▶ **MATERIAL FOR THIS EXERCISE**:
┏━━

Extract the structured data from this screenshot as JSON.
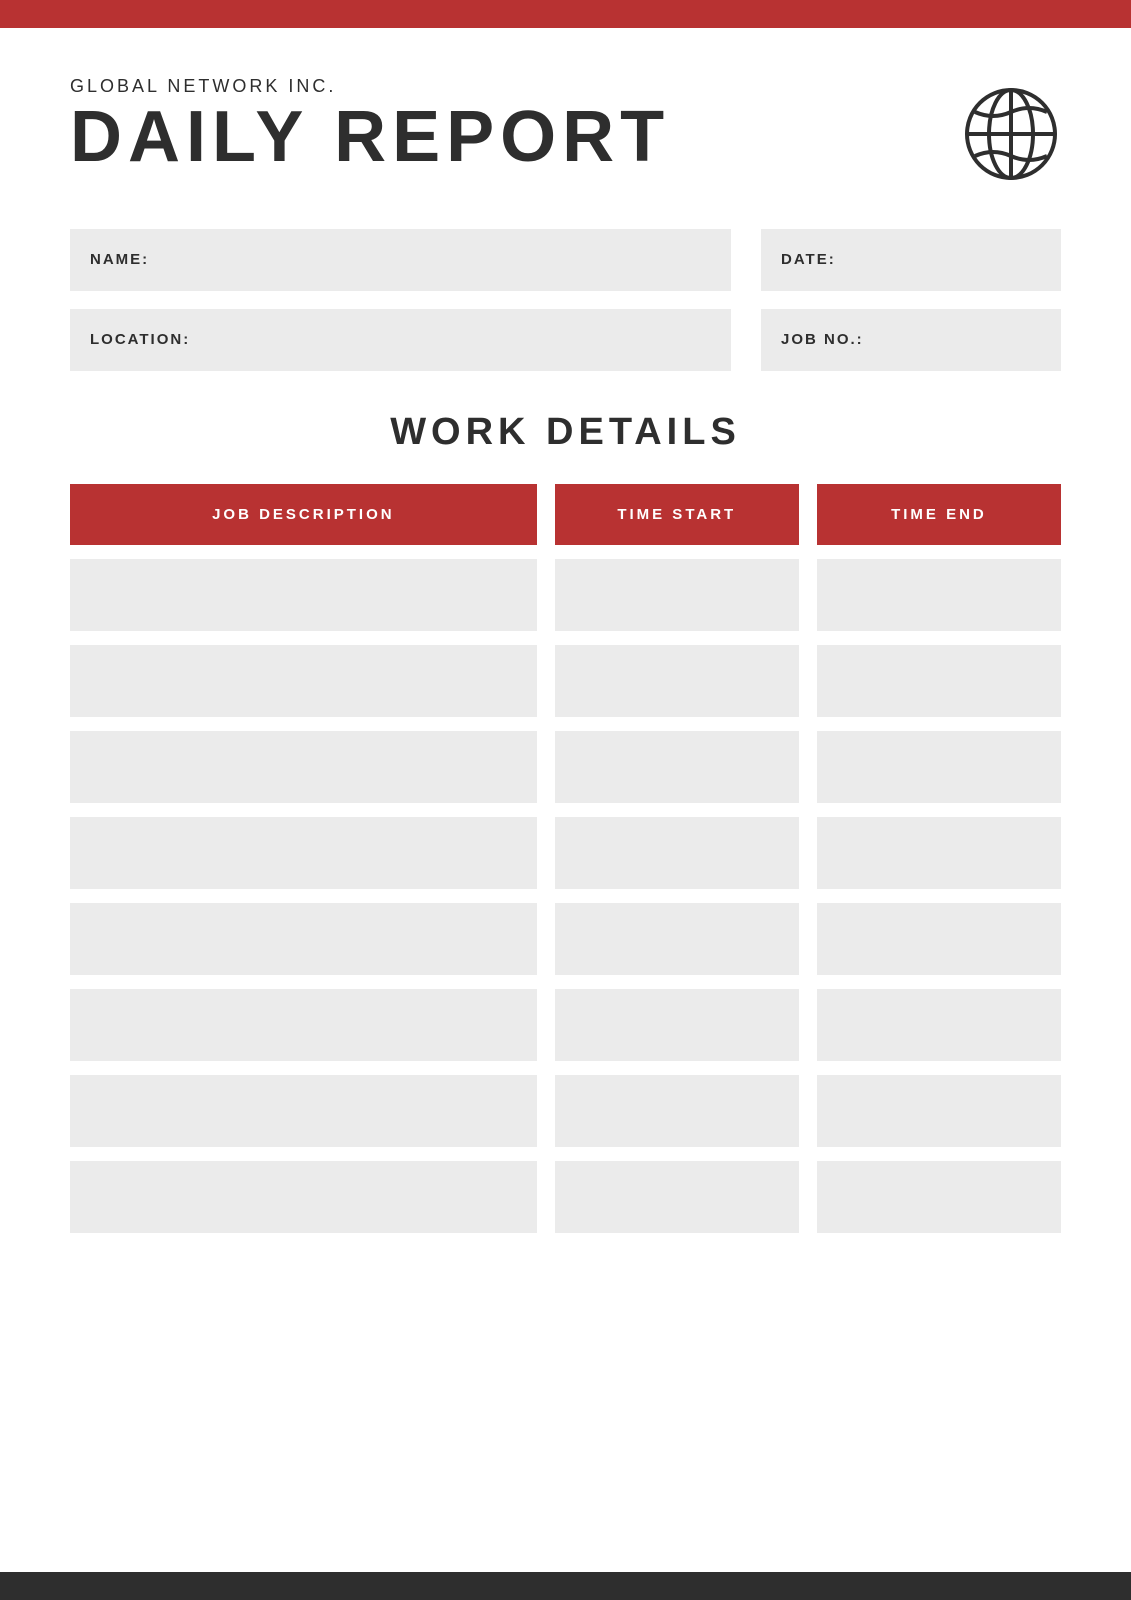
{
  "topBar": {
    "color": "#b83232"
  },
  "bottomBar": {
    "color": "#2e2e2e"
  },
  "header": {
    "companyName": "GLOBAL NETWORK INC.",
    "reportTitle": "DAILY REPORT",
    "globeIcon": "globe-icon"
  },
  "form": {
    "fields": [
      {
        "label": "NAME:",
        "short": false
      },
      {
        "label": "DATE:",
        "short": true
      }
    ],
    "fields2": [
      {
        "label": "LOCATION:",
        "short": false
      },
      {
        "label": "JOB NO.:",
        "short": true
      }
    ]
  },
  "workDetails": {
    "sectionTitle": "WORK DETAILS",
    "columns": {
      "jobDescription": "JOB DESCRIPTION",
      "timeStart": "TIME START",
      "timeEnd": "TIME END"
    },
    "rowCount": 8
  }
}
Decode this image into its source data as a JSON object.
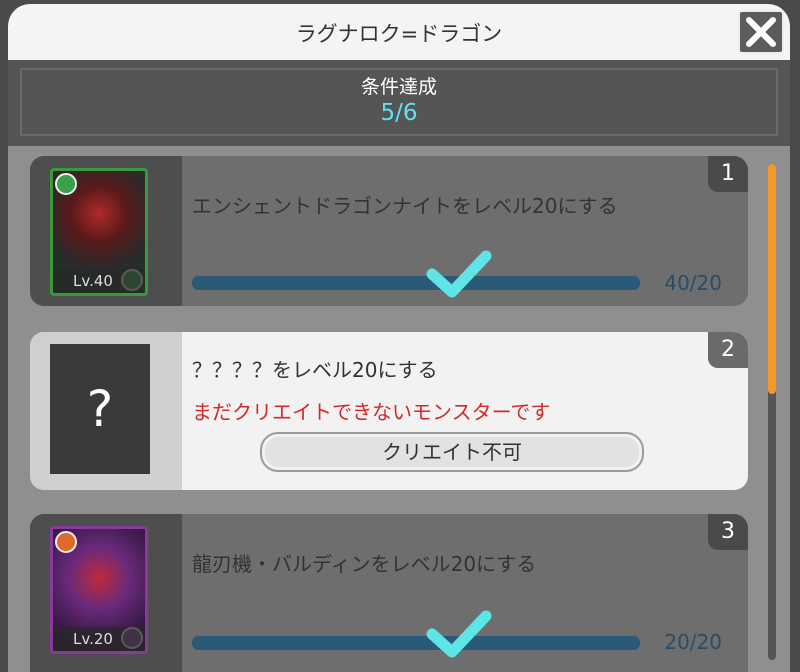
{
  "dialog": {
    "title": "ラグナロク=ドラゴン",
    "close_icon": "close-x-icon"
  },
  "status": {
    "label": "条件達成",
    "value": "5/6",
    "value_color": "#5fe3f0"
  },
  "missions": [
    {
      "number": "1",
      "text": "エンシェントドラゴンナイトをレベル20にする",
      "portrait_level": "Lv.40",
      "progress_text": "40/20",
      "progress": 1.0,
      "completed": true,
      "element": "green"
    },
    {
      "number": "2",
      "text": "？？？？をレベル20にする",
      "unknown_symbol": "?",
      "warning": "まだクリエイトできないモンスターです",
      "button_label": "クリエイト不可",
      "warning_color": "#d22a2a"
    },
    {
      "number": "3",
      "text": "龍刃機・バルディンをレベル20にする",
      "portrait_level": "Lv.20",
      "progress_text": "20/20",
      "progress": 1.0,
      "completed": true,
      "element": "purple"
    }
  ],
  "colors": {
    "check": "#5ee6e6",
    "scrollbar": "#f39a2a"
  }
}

┗━━
┏━━

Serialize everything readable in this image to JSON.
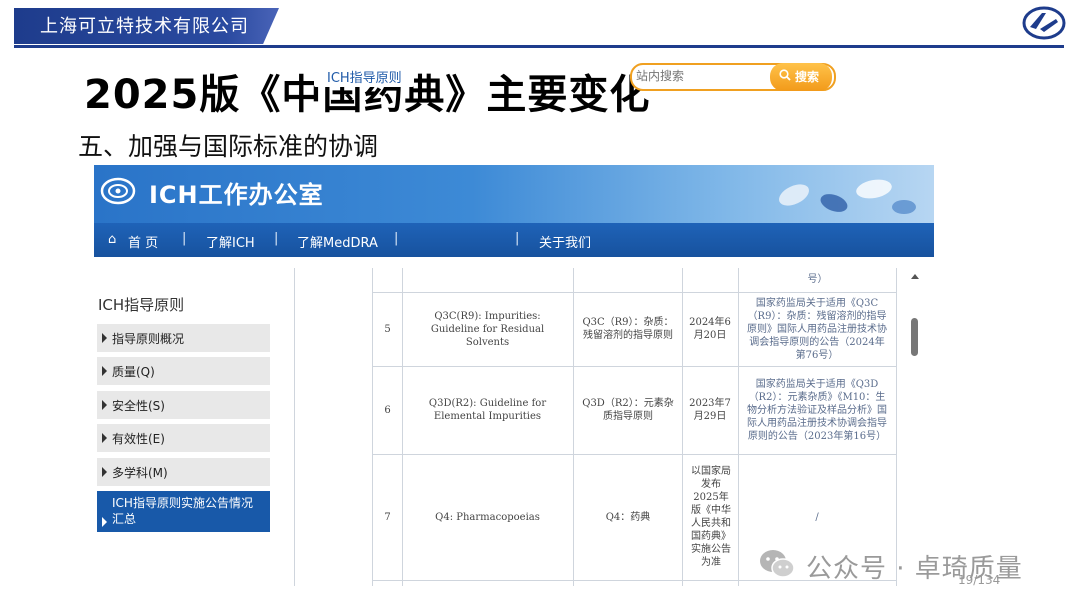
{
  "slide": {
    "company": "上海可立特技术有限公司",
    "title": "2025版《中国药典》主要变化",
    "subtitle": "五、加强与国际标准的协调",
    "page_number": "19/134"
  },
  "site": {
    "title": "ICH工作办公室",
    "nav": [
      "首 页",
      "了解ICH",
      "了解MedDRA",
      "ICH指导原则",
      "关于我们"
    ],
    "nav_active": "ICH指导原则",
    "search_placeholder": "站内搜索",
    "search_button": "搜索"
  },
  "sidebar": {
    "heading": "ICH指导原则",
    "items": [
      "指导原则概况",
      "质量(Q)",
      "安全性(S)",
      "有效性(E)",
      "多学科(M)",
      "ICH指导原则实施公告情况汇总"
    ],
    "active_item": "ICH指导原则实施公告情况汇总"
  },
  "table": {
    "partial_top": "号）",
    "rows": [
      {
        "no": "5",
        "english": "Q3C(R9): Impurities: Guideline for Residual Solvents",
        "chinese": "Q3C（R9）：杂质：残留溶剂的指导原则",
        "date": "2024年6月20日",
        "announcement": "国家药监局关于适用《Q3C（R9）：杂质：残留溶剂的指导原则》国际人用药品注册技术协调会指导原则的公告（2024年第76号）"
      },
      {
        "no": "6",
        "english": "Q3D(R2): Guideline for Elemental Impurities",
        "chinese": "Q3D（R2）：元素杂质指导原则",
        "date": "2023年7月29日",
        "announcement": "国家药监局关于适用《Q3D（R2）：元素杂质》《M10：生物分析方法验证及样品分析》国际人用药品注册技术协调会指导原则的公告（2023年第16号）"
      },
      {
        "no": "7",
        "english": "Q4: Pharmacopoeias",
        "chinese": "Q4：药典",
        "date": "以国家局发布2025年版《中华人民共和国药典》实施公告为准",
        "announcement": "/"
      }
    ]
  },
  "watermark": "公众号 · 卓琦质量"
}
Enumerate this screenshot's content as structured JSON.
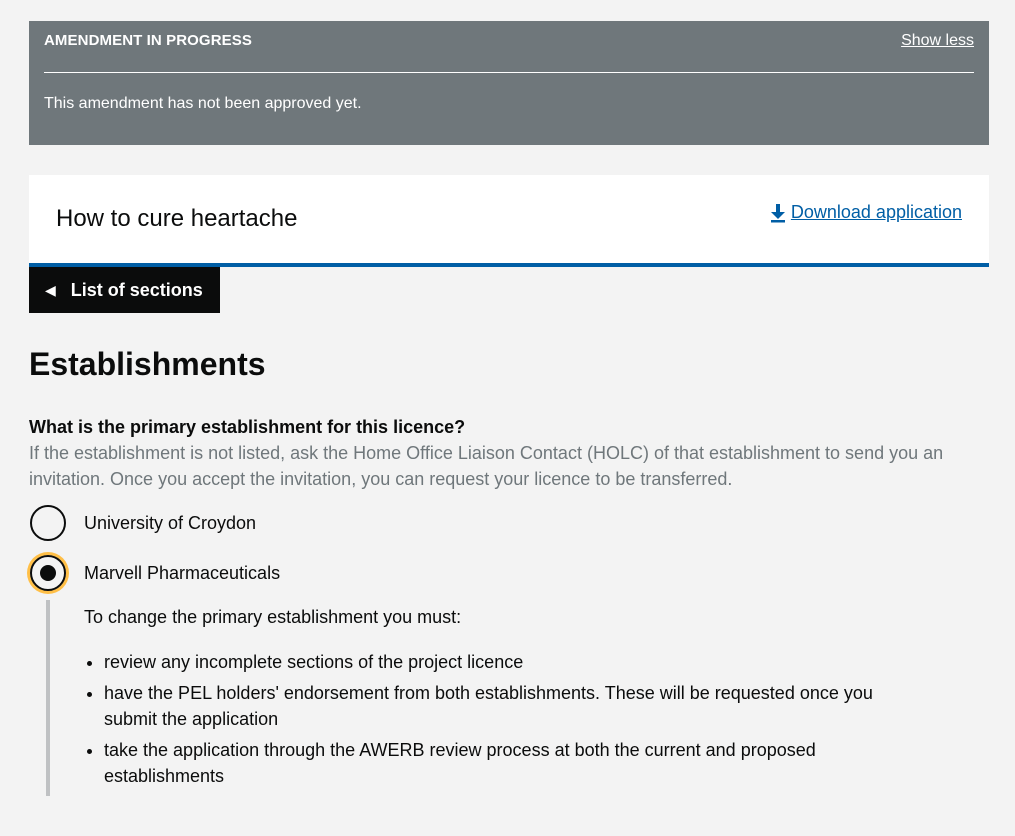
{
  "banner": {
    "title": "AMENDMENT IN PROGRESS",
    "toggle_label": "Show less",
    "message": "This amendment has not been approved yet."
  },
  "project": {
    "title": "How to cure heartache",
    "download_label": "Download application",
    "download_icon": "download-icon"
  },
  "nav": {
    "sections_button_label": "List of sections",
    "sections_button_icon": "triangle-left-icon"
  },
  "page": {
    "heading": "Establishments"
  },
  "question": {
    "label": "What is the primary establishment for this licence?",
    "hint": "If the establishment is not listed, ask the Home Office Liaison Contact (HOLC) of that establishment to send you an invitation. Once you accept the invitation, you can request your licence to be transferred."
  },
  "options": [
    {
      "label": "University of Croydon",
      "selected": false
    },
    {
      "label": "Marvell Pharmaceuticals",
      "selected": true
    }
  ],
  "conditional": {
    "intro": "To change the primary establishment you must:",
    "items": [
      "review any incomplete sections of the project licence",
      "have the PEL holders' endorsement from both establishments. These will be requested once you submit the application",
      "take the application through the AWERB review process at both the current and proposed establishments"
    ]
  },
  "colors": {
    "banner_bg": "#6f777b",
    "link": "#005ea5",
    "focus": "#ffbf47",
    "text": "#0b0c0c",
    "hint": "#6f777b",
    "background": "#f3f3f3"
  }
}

┗━━

▶ **WHAT THE TASK ASKS**: Go through the material above and count the lines that contain "JSON"; give that number alone.

▶ **FULL RESPONSE**: 4